» Data shown:
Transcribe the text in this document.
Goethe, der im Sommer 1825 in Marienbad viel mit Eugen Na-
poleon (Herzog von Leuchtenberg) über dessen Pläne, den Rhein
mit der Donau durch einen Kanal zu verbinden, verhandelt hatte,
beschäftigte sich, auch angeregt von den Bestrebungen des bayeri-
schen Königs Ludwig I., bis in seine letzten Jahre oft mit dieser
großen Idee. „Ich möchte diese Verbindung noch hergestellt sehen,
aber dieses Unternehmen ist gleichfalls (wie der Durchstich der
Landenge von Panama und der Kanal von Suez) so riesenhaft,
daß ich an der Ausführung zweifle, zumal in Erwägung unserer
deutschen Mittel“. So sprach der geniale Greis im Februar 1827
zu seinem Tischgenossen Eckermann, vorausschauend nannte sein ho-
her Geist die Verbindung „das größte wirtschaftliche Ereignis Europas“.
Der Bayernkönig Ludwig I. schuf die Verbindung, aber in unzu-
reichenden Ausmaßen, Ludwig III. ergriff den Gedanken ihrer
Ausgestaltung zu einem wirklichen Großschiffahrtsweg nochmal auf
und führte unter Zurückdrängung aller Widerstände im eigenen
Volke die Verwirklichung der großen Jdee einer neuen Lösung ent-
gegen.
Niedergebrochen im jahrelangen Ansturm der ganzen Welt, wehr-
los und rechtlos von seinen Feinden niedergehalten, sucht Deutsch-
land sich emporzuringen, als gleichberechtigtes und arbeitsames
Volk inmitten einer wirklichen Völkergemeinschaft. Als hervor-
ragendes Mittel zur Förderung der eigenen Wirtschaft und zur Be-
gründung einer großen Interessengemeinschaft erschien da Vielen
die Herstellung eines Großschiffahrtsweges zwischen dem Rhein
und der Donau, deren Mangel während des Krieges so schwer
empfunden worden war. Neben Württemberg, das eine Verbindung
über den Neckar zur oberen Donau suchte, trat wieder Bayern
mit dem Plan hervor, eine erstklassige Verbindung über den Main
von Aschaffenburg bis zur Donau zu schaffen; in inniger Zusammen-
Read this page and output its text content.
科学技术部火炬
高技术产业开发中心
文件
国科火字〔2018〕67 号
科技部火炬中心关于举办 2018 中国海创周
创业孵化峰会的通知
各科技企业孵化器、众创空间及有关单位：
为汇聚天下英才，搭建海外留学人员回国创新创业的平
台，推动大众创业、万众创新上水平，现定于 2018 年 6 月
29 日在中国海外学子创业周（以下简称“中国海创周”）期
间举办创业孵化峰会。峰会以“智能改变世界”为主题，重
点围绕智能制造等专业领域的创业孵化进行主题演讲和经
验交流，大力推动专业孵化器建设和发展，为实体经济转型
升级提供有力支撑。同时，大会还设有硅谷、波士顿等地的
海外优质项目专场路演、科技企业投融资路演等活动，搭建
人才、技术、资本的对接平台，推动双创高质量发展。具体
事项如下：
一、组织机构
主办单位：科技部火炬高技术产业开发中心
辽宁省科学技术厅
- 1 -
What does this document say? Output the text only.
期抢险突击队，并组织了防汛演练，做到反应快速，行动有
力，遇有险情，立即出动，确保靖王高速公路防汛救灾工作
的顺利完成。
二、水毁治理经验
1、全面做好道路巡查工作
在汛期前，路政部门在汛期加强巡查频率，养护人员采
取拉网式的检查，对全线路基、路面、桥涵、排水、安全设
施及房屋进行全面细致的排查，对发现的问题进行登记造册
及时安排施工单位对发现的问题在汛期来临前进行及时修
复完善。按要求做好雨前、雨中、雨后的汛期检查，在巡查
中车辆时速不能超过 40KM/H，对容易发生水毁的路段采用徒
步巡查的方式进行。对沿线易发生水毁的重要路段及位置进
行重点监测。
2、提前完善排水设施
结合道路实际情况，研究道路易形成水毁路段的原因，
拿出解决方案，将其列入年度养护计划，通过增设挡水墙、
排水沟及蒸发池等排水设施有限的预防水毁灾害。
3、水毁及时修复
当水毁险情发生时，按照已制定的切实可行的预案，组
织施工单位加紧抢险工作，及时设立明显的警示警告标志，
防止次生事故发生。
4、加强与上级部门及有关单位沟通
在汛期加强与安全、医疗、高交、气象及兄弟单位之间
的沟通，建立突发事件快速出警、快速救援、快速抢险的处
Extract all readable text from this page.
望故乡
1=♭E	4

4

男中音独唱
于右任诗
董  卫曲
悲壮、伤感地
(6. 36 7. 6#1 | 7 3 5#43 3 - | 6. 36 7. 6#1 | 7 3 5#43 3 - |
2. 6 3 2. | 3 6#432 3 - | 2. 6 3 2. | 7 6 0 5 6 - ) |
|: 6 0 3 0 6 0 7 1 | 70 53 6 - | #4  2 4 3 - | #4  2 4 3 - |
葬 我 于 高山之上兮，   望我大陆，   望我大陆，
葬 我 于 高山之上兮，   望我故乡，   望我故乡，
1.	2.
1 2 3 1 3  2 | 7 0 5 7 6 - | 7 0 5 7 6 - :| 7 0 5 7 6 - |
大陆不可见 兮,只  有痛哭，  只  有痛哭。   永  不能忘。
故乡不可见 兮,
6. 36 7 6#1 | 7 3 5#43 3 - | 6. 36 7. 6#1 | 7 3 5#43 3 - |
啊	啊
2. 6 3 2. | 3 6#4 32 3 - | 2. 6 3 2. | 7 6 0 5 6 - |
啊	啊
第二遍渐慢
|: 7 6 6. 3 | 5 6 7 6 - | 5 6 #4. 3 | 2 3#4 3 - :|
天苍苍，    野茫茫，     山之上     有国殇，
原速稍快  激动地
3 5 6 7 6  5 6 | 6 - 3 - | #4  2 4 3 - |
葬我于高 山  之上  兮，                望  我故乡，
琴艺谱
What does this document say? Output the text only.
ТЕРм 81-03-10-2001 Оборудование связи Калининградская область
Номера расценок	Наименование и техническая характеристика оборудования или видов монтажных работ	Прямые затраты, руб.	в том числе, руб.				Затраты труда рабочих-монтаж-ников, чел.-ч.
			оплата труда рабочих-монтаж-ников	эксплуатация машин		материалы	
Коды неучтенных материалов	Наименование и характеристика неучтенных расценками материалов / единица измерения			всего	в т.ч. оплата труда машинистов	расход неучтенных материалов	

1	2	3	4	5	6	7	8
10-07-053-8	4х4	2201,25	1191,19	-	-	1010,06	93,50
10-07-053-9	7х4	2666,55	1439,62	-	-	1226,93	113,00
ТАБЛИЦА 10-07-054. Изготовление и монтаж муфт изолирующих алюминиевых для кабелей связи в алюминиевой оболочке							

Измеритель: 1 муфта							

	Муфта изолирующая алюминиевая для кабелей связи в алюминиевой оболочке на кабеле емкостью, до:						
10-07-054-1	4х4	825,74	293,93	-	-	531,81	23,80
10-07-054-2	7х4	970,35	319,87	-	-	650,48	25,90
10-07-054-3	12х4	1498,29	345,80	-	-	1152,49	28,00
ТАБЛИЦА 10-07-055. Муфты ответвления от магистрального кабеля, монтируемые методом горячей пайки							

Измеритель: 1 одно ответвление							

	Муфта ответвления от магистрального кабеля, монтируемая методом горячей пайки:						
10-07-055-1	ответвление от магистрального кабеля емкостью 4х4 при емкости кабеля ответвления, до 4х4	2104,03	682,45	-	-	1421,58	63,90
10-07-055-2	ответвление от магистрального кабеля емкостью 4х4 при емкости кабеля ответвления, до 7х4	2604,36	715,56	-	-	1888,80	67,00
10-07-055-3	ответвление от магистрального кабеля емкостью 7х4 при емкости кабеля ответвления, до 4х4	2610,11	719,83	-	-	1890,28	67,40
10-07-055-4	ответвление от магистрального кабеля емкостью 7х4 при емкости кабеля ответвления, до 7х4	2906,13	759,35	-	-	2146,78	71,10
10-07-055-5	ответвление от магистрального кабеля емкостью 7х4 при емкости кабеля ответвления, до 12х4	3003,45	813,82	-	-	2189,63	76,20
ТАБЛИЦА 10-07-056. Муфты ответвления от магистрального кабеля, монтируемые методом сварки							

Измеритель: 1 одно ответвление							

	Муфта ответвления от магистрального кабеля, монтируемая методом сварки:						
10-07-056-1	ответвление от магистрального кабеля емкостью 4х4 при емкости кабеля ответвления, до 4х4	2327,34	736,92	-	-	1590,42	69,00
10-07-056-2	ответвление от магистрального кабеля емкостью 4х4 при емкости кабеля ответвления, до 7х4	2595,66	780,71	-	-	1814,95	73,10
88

» Given problem: Copy, from the material above, each line in which the string "text" occurs.

» Completed task:
Transcribe the text in this document.
Read this page and output its text content.
What does this document say? Output the text only.
Extract all readable text from this page.
What does this document say? Output the text only.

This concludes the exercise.